= DOCUMENT =
=======

Visaitech Mixed-Traffic Vehicle Detection Dataset (v0.1)

Dashcam frames annotated for pedestrian / 2-wheeler / 3-wheeler / 4-wheeler detection in South Asian mixed traffic, a class taxonomy general-purpose COCO-trained detectors don't cover (COCO has no concept of an auto-rickshaw or motorcycle-vs-bicycle-as-one-class "2-wheeler" grouping tuned for how this traffic actually mixes on the road).

This is an early v0.1 release: 293 annotated frames from 6 source videos, published now so the data and annotation format are public and versioned. The full anonymized raw clip archive (203 clips, ~12GB, unannotated) ships alongside it in videos/, with annotations for it to follow in future releases (see Limitations below).

Sample frames

One mid-clip frame from six of the raw clips in videos/, exactly as published: faces and license plates pixelated, timestamp band blacked out (see Privacy and anonymization below).

Motorcycles sharing the lane with cars, riders pixelated Close-up of stopped nose-to-tail congestion
Motorcycles sharing the lane with cars (clip_040) Stopped congestion at close range (clip_015)
Cargo rickshaws lining a bright street Multi-lane urban arterial with mixed vehicles
Cargo rickshaws lining a bright street (clip_120) Multi-lane arterial, mixed vehicles (clip_140)
Dense bazaar street with 2- and 3-wheelers Squeezing past a truck in dense mixed traffic
Dense bazaar street, 2- and 3-wheelers (clip_160) Squeezing past a truck at close range (clip_129)

Classes

id class description
0 pedestrian Person on foot
1 2-wheeler Motorcycle / scooter / bicycle
2 3-wheeler Auto-rickshaw / three-wheeled vehicle
3 4-wheeler Car / van / bus / truck

Occlusion is not a separate class. Partially-visible boxes (tagged ... half by the original annotators) are folded into their base class, with the flag preserved per-box in attributes.csv (occluded column) for anyone who wants to filter or weight by visibility.

Dataset structure

images/{train,val}/*.jpg   # source video id prefixed, e.g. V003__frame.jpg
labels/{train,val}/*.txt   # YOLO format: class x_center y_center width height (normalized)
data.yaml                  # Ultralytics-ready config
classes.txt                # class id -> name, one per line
attributes.csv             # image, class, occluded (per-box)
videos/clip_001.mp4 ...    # 203 anonymized raw dashcam clips (~12GB, unannotated),
                           # flat sequential naming, ~2 minutes each
samples/clip_XXX.jpg       # preview frames from six of the clips (see Sample frames)

Directly usable with Ultralytics:

from ultralytics import YOLO
model = YOLO("yolo11n.pt")
model.train(data="data.yaml", epochs=100, imgsz=640)

=======

= GIVEN REQUEST 1 =
In the mixed-traffic dataset description, condense the paragraph beginning "This is an early v0.1 release" into a short bulleted list that keeps its main facts.
= GIVEN REQUEST 2 =
Carry on the mixed-traffic dataset description from the point where it stops.

=======

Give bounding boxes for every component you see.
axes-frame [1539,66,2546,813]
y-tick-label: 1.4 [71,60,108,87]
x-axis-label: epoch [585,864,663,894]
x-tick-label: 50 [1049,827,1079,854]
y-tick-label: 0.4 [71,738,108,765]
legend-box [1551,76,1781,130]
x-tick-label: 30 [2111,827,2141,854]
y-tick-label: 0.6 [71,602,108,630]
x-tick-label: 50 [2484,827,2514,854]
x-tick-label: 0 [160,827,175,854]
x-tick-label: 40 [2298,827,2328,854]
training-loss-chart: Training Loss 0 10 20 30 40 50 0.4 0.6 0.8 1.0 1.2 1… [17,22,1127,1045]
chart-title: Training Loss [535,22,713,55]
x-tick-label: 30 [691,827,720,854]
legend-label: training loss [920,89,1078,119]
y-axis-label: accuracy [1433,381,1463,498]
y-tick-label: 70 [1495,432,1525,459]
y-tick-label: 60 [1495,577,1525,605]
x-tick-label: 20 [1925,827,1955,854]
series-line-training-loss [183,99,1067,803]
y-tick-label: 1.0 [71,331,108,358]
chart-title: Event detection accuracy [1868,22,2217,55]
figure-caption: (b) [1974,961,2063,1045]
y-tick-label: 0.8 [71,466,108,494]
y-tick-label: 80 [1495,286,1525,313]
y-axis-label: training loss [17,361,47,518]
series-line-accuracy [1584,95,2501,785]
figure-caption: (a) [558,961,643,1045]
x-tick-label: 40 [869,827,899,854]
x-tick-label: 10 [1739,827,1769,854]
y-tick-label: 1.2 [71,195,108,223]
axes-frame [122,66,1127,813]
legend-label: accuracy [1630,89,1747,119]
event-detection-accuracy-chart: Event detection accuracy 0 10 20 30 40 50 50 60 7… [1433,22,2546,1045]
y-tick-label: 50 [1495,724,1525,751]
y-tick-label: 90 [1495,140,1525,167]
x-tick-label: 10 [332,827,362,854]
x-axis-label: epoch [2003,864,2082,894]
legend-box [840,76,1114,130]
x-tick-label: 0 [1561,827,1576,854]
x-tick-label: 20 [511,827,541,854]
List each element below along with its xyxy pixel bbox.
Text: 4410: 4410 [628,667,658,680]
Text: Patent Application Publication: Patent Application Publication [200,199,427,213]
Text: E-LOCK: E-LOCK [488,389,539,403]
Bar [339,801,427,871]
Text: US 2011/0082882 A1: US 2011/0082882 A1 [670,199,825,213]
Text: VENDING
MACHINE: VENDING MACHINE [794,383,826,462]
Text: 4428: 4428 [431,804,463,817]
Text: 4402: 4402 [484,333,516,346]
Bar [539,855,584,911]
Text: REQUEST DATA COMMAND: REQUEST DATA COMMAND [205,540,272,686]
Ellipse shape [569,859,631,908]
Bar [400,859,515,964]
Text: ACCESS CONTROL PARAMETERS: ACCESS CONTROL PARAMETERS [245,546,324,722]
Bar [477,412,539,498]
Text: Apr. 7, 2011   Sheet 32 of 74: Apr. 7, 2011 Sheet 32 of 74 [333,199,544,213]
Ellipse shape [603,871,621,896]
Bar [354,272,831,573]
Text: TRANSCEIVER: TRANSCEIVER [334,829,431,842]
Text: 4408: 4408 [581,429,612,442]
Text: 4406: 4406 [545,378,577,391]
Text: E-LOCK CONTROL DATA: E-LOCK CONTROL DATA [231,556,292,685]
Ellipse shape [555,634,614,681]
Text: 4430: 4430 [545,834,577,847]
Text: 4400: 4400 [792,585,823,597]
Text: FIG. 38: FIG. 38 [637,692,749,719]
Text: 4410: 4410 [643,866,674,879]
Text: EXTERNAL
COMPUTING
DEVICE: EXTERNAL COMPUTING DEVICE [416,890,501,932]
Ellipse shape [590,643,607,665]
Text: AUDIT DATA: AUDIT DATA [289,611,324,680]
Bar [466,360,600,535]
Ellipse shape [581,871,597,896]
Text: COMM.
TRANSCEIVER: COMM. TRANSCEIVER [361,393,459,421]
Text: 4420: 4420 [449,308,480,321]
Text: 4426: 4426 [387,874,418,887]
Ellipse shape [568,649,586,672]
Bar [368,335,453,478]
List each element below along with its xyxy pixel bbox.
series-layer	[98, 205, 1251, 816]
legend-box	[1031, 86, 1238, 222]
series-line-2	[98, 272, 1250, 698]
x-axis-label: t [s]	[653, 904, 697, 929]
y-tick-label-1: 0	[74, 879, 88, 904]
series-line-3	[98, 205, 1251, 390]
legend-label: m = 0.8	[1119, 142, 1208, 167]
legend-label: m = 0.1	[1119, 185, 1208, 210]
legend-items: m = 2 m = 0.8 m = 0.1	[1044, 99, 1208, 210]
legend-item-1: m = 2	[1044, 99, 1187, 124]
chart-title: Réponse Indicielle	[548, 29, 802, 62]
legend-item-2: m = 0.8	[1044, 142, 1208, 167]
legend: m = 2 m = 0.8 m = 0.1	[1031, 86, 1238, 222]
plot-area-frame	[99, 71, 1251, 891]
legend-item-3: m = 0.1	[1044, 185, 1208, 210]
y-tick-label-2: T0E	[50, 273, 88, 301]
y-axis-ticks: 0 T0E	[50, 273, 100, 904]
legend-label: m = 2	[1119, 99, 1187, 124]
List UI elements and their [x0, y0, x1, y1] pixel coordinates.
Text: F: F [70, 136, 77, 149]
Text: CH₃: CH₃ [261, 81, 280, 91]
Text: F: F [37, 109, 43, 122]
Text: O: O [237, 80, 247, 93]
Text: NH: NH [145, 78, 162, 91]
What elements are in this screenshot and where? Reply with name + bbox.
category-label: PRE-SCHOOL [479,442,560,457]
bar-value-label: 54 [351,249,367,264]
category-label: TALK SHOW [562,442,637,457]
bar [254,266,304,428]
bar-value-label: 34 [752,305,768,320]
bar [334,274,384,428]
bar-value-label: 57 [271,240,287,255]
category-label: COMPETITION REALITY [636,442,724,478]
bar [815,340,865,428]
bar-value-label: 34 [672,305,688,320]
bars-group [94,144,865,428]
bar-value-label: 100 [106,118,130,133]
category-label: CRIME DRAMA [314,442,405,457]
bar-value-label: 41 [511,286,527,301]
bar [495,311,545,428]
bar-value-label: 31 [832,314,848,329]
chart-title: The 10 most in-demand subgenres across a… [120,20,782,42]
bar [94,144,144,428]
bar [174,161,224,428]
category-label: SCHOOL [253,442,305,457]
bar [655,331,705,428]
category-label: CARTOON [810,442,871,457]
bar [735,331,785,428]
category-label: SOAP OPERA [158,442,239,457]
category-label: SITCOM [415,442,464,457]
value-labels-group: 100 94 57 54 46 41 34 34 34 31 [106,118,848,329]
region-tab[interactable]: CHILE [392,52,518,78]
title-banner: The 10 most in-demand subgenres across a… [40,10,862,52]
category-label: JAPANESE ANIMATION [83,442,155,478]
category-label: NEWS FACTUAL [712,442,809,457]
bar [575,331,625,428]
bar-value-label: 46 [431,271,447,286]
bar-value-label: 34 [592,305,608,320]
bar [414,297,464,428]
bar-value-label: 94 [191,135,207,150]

=======

= ANSWER 1 =
- Early v0.1 release: 293 annotated frames drawn from 6 source videos.
- Published now so the data and annotation format are public and versioned.
- Also included in videos/: the full anonymized raw clip archive of 203 unannotated clips, about 12GB.
- Annotations for those clips will come in future releases (see Limitations).

= ANSWER 2 =
Statistics

  • 293 images (640x480), 1,506 boxes, split by whole source video (not by frame) to avoid near-duplicate leakage between train/val.
  • Split: 239 train / 54 val images.
class train val total occluded
pedestrian 30 9 39 0
2-wheeler 731 128 859 121
3-wheeler 185 32 217 56
4-wheeler 351 40 391 153
total 1297 209 1506 330

Boxes per source video: V001=377, V002=136, V003=325, V004=262, V005=333, VEHICLES=73.

Collection methodology

Frames were extracted from vehicle-mounted dashcam recordings and manually annotated with bounding boxes using VoTT (Visual Object Tagging Tool). Annotation JSON was normalized from VoTT's per-project tag conventions (which varied in capitalization/spacing across annotation sessions, e.g. "2 Wheeler" / "2 wheeler" / "PERSON") into the canonical 4-class taxonomy above.

Privacy and anonymization

All published frames are anonymized. Detected regions are pixelated rather than Gaussian-blurred, since blur can be partially reversible. Labels are unaffected: pixelation does not move bounding boxes.

  • People: the primary redaction signal is a general COCO-pretrained person detector run at a low threshold (favoring recall), with the head region of every detected person (top ~32% of the box, expanded upward and sideways) pixelated. Dedicated face detectors were evaluated first but perform poorly on this footage's haze, glare, and compression, so a face detector runs only as a supplementary layer on top of the person-based pass.
  • License plates: an automatic plate detector runs at a deliberately low confidence threshold, but in this footage detector confidence does not cleanly separate legible plates from illegible ones. So on top of the automatic pass, every frame went through a manual audit: a detector sweep at near-zero confidence with each plate-like candidate reviewed by eye, crop-level checks of large vehicles, and an OCR sweep over vehicle crops of the output as a final net. The 80 hand-marked plate boxes this audit produced are pixelated unconditionally.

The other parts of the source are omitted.